* PROBLEM STATEMENT
State how many lines of the records contain the string "cumulated". Give the number alone.
--*--
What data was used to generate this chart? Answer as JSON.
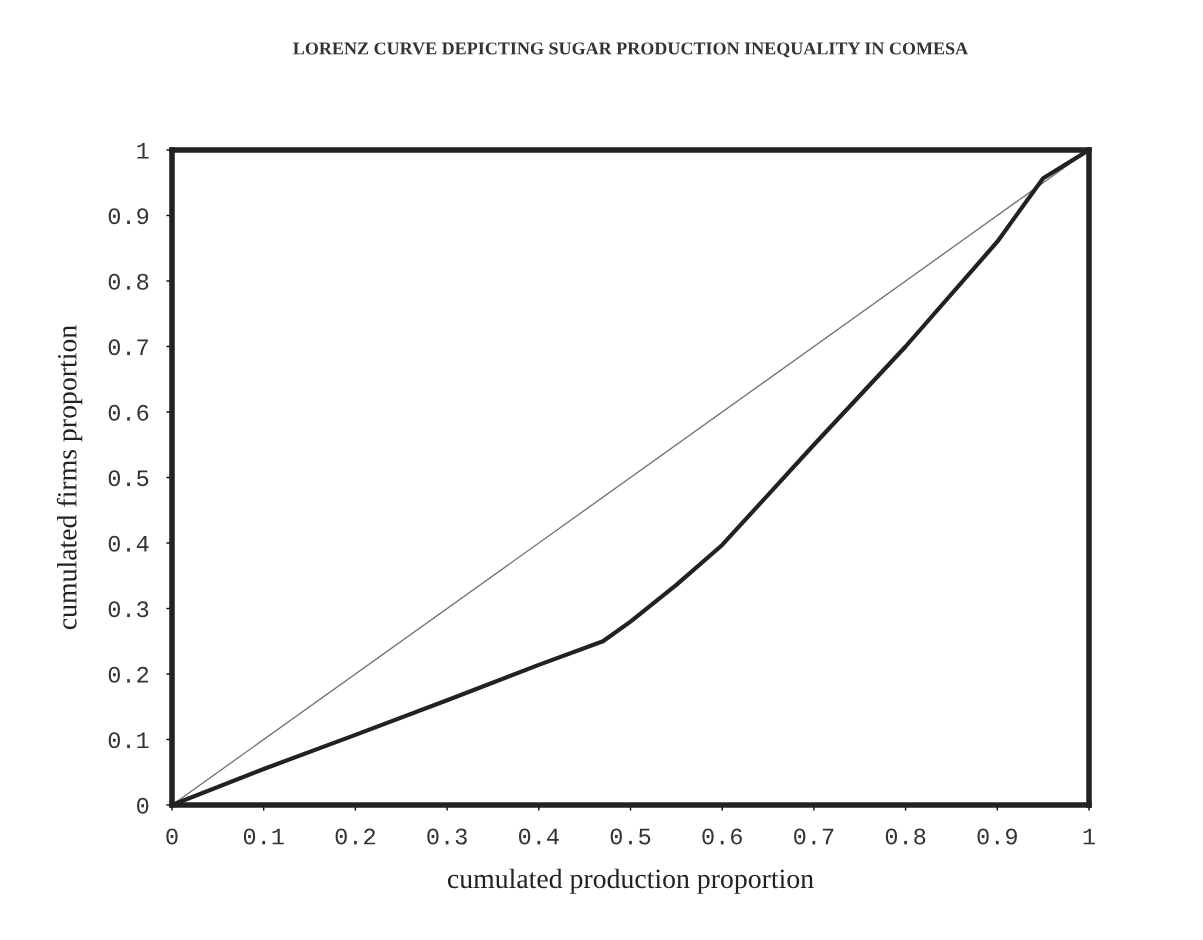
{
  "chart_data": {
    "type": "line",
    "title": "LORENZ CURVE DEPICTING SUGAR PRODUCTION INEQUALITY IN COMESA",
    "xlabel": "cumulated production proportion",
    "ylabel": "cumulated firms proportion",
    "series": [
      {
        "color": "#777777",
        "x": [
          0,
          1
        ],
        "values": [
          0,
          1
        ]
      },
      {
        "color": "#222222",
        "x": [
          0,
          0.1,
          0.2,
          0.3,
          0.4,
          0.47,
          0.5,
          0.55,
          0.6,
          0.7,
          0.8,
          0.9,
          0.95,
          1
        ],
        "values": [
          0,
          0.055,
          0.107,
          0.16,
          0.214,
          0.25,
          0.28,
          0.336,
          0.397,
          0.55,
          0.7,
          0.86,
          0.957,
          1
        ]
      }
    ],
    "xlim": [
      0,
      1
    ],
    "ylim": [
      0,
      1
    ],
    "xticks": [
      0,
      0.1,
      0.2,
      0.3,
      0.4,
      0.5,
      0.6,
      0.7,
      0.8,
      0.9,
      1
    ],
    "yticks": [
      0,
      0.1,
      0.2,
      0.3,
      0.4,
      0.5,
      0.6,
      0.7,
      0.8,
      0.9,
      1
    ],
    "grid": false,
    "legend": false,
    "marker": "none",
    "line_style": "solid"
  }
}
--*--
* RESULT OF THIS TASK
2